__Short task__
Leave out the pictures and repeat everything else in the records exactly.

[Data excerpts]
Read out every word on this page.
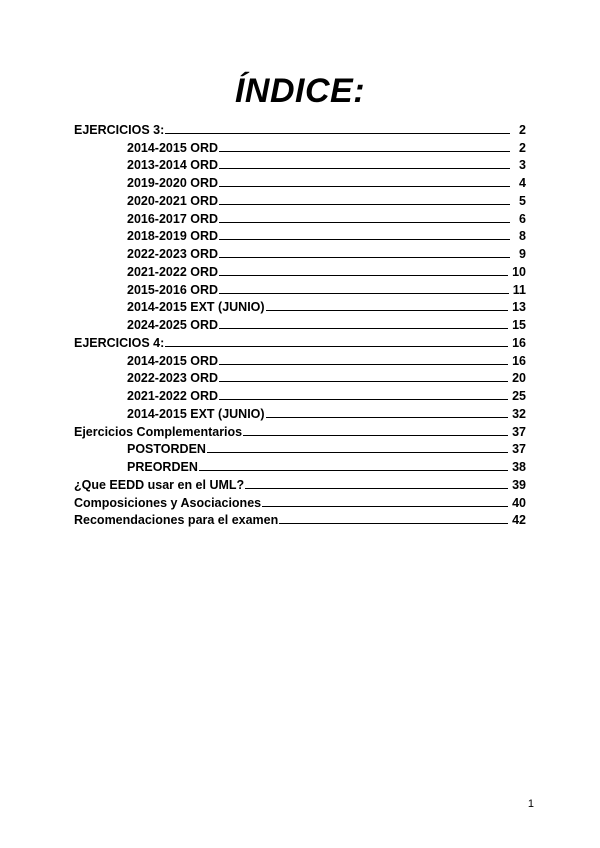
ÍNDICE:
EJERCICIOS 3:	2
2014-2015 ORD	2
2013-2014 ORD	3
2019-2020 ORD	4
2020-2021 ORD	5
2016-2017 ORD	6
2018-2019 ORD	8
2022-2023 ORD	9
2021-2022 ORD	10
2015-2016 ORD	11
2014-2015 EXT (JUNIO)	13
2024-2025 ORD	15
EJERCICIOS 4:	16
2014-2015 ORD	16
2022-2023 ORD	20
2021-2022 ORD	25
2014-2015 EXT (JUNIO)	32
Ejercicios Complementarios	37
POSTORDEN	37
PREORDEN	38
¿Que EEDD usar en el UML?	39
Composiciones y Asociaciones	40
Recomendaciones para el examen	42
1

__Task answer__
Read out every word on this page.
ÍNDICE:
EJERCICIOS 3:	2
2014-2015 ORD	2
2013-2014 ORD	3
2019-2020 ORD	4
2020-2021 ORD	5
2016-2017 ORD	6
2018-2019 ORD	8
2022-2023 ORD	9
2021-2022 ORD	10
2015-2016 ORD	11
2014-2015 EXT (JUNIO)	13
2024-2025 ORD	15
EJERCICIOS 4:	16
2014-2015 ORD	16
2022-2023 ORD	20
2021-2022 ORD	25
2014-2015 EXT (JUNIO)	32
Ejercicios Complementarios	37
POSTORDEN	37
PREORDEN	38
¿Que EEDD usar en el UML?	39
Composiciones y Asociaciones	40
Recomendaciones para el examen	42
1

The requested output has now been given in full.